**What you have to do:**
Using the records below, count the lines with "attribution" in them. Give the number only.

(Entries from a visual dataset)
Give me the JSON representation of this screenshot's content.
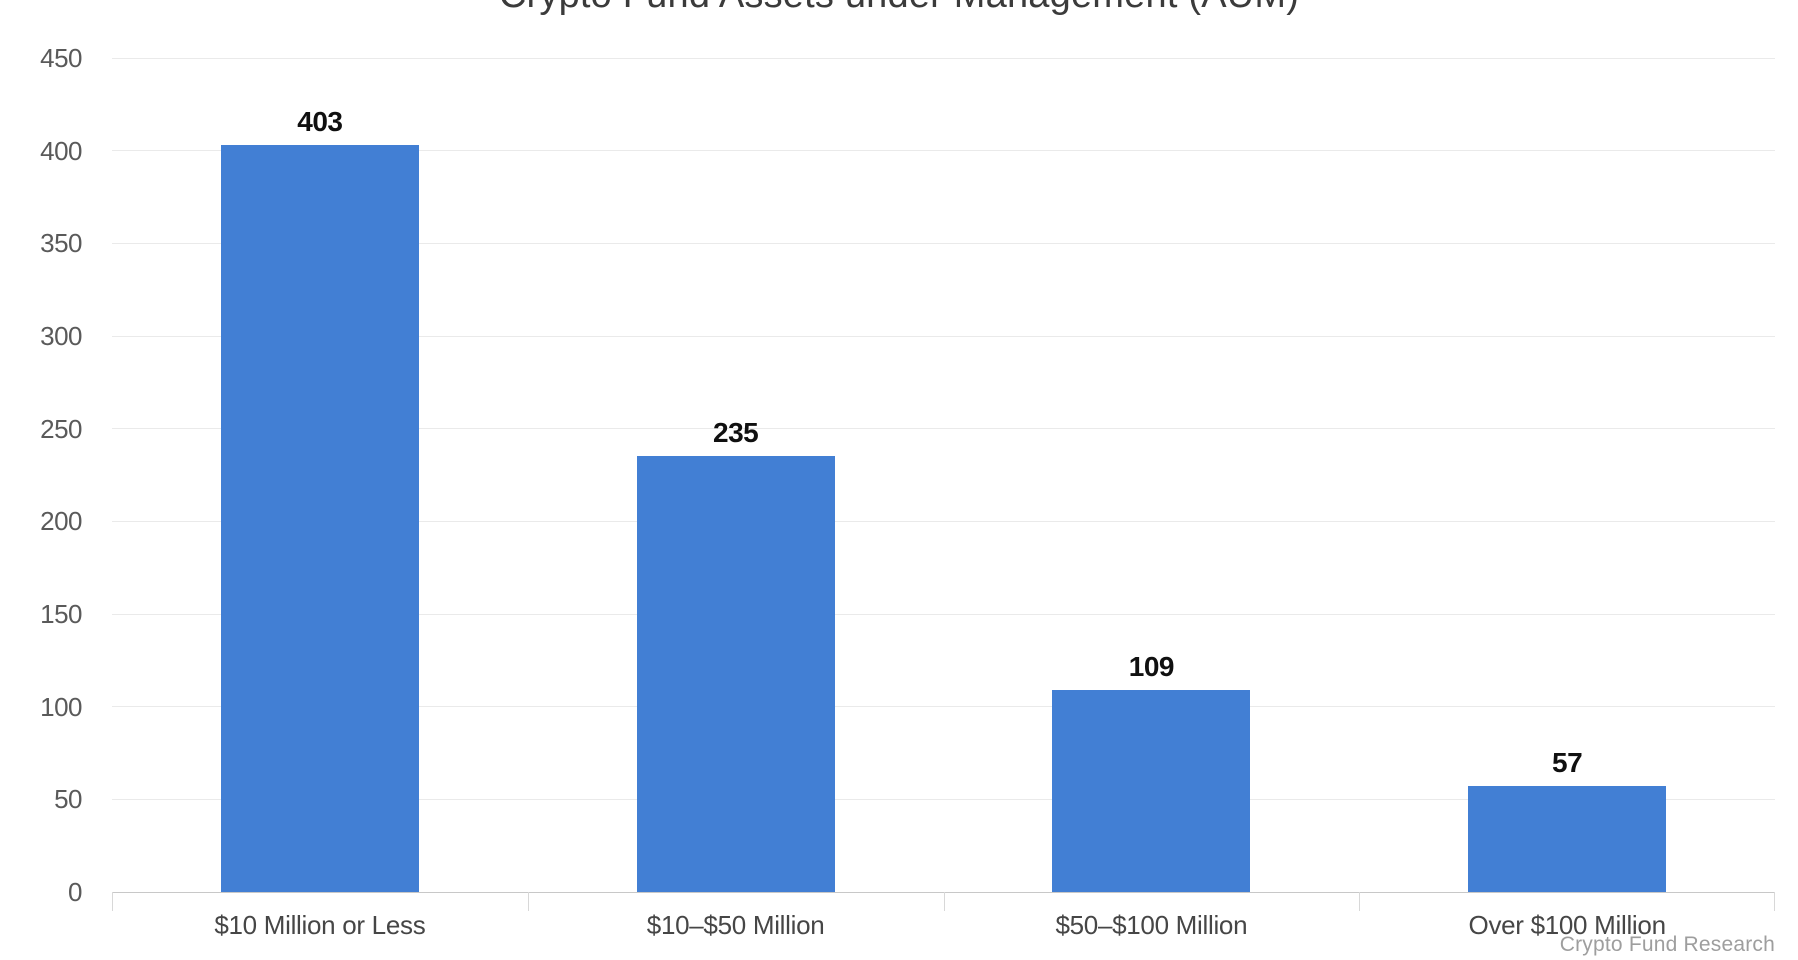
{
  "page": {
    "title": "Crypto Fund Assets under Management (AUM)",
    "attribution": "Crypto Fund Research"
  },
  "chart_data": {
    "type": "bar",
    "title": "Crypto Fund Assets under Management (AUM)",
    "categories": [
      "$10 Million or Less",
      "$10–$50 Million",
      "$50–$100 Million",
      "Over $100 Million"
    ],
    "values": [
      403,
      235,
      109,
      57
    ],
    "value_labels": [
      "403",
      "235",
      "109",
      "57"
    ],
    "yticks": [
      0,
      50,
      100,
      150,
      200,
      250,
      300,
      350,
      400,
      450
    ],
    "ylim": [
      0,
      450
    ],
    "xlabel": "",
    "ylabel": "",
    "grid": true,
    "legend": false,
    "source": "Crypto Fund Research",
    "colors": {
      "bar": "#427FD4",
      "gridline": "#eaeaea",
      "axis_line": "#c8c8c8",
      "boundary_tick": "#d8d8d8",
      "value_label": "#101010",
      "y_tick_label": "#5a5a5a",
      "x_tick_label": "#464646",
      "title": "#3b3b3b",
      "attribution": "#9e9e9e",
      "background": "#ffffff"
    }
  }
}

**Result for this exercise:**
2